**** ENTRIES SUPPLIED

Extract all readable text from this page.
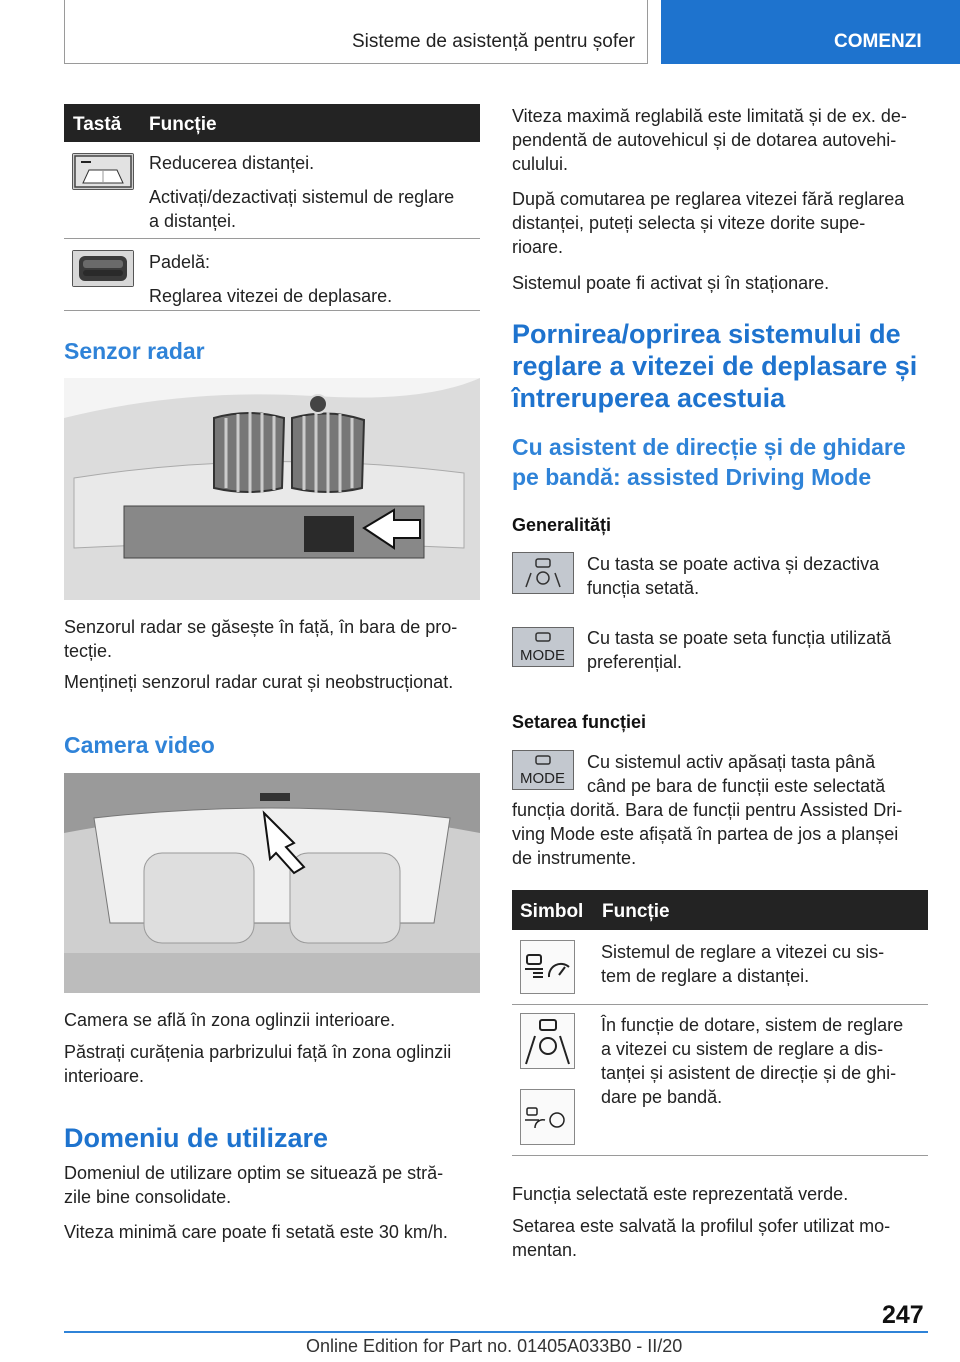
Sisteme de asistență pentru șofer	COMENZI
Tastă Funcție
Reducerea distanței.
Activați/dezactivați sistemul de reglare
a distanței.
Padelă:
Reglarea vitezei de deplasare.
Senzor radar
Senzorul radar se găsește în față, în bara de pro-
tecție.
Mențineți senzorul radar curat și neobstrucționat.
Camera video
Camera se află în zona oglinzii interioare.
Păstrați curățenia parbrizului față în zona oglinzii
interioare.
Domeniu de utilizare
Domeniul de utilizare optim se situează pe stră-
zile bine consolidate.
Viteza minimă care poate fi setată este 30 km/h.
Viteza maximă reglabilă este limitată și de ex. de-
pendentă de autovehicul și de dotarea autovehi-
culului.
După comutarea pe reglarea vitezei fără reglarea
distanței, puteți selecta și viteze dorite supe-
rioare.
Sistemul poate fi activat și în staționare.
Pornirea/oprirea sistemului de
reglare a vitezei de deplasare și
întreruperea acestuia
Cu asistent de direcție și de ghidare
pe bandă: assisted Driving Mode
Generalități
Cu tasta se poate activa și dezactiva
funcția setată.
MODE
Cu tasta se poate seta funcția utilizată
preferențial.
Setarea funcției
MODE
Cu sistemul activ apăsați tasta până
când pe bara de funcții este selectată
funcția dorită. Bara de funcții pentru Assisted Dri-
ving Mode este afișată în partea de jos a planșei
de instrumente.
Simbol Funcție
Sistemul de reglare a vitezei cu sis-
tem de reglare a distanței.
În funcție de dotare, sistem de reglare
a vitezei cu sistem de reglare a dis-
tanței și asistent de direcție și de ghi-
dare pe bandă.
Funcția selectată este reprezentată verde.
Setarea este salvată la profilul șofer utilizat mo-
mentan.
247
Online Edition for Part no. 01405A033B0 - II/20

********

■ **SET EXERCISE**
Retype each entry precisely. Skip images entirely.

■ **SOLUTION FOR THIS PROBLEM**
Extract all readable text from this page.
Sisteme de asistență pentru șofer	COMENZI
Tastă Funcție
Reducerea distanței.
Activați/dezactivați sistemul de reglare
a distanței.
Padelă:
Reglarea vitezei de deplasare.
Senzor radar
Senzorul radar se găsește în față, în bara de pro-
tecție.
Mențineți senzorul radar curat și neobstrucționat.
Camera video
Camera se află în zona oglinzii interioare.
Păstrați curățenia parbrizului față în zona oglinzii
interioare.
Domeniu de utilizare
Domeniul de utilizare optim se situează pe stră-
zile bine consolidate.
Viteza minimă care poate fi setată este 30 km/h.
Viteza maximă reglabilă este limitată și de ex. de-
pendentă de autovehicul și de dotarea autovehi-
culului.
După comutarea pe reglarea vitezei fără reglarea
distanței, puteți selecta și viteze dorite supe-
rioare.
Sistemul poate fi activat și în staționare.
Pornirea/oprirea sistemului de
reglare a vitezei de deplasare și
întreruperea acestuia
Cu asistent de direcție și de ghidare
pe bandă: assisted Driving Mode
Generalități
Cu tasta se poate activa și dezactiva
funcția setată.
MODE
Cu tasta se poate seta funcția utilizată
preferențial.
Setarea funcției
MODE
Cu sistemul activ apăsați tasta până
când pe bara de funcții este selectată
funcția dorită. Bara de funcții pentru Assisted Dri-
ving Mode este afișată în partea de jos a planșei
de instrumente.
Simbol Funcție
Sistemul de reglare a vitezei cu sis-
tem de reglare a distanței.
În funcție de dotare, sistem de reglare
a vitezei cu sistem de reglare a dis-
tanței și asistent de direcție și de ghi-
dare pe bandă.
Funcția selectată este reprezentată verde.
Setarea este salvată la profilul șofer utilizat mo-
mentan.
247
Online Edition for Part no. 01405A033B0 - II/20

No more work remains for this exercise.